§ Exercise task:
Tell me how many lines hold "แนะนำร", please, using only the number.

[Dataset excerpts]
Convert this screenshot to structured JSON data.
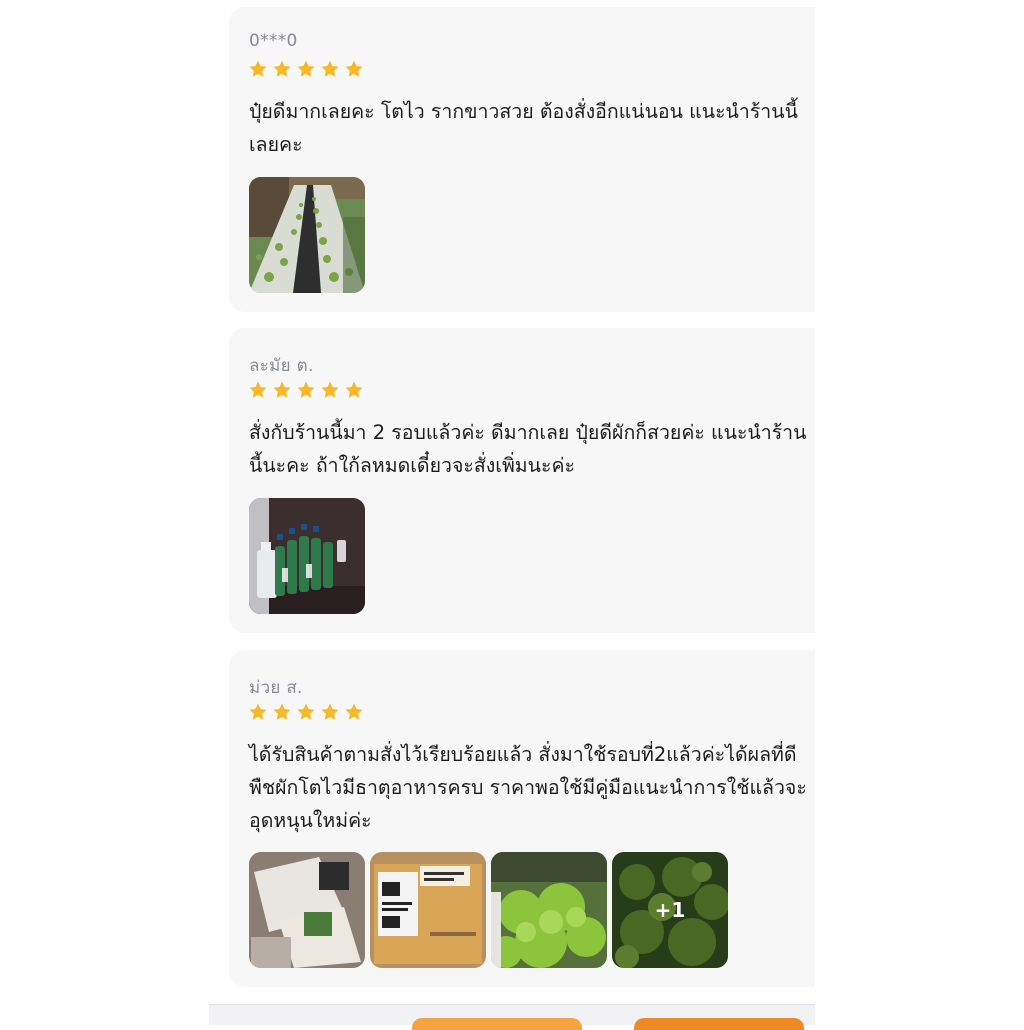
{
  "colors": {
    "card_bg": "#f7f7f8",
    "star": "#f7b928",
    "name_text": "#8a8a94",
    "body_text": "#1c1c1e",
    "accent_button": "#f4a340"
  },
  "reviews": [
    {
      "name": "0***0",
      "rating": 5,
      "text": "ปุ๋ยดีมากเลยคะ โตไว รากขาวสวย ต้องสั่งอีกแน่นอน แนะนำร้านนี้เลยคะ",
      "photos": [
        {
          "icon": "hydroponic-farm-photo"
        }
      ]
    },
    {
      "name": "ละมัย ต.",
      "rating": 5,
      "text": "สั่งกับร้านนี้มา 2 รอบแล้วค่ะ ดีมากเลย ปุ๋ยดีผักก็สวยค่ะ แนะนำร้านนี้นะคะ ถ้าใก้ลหมดเดี๋ยวจะสั่งเพิ่มนะค่ะ",
      "photos": [
        {
          "icon": "fertilizer-bottles-photo"
        }
      ]
    },
    {
      "name": "ม่วย ส.",
      "rating": 5,
      "text": "ได้รับสินค้าตามสั่งไว้เรียบร้อยแล้ว สั่งมาใช้รอบที่2แล้วค่ะได้ผลที่ดี พืชผักโตไวมีธาตุอาหารครบ ราคาพอใช้มีคู่มือแนะนำการใช้แล้วจะอุดหนุนใหม่ค่ะ",
      "photos": [
        {
          "icon": "product-package-photo"
        },
        {
          "icon": "shipping-box-photo"
        },
        {
          "icon": "lettuce-photo"
        },
        {
          "icon": "green-vegetables-photo"
        }
      ],
      "more_photos_label": "+1"
    }
  ]
}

§ Answer to this task:
2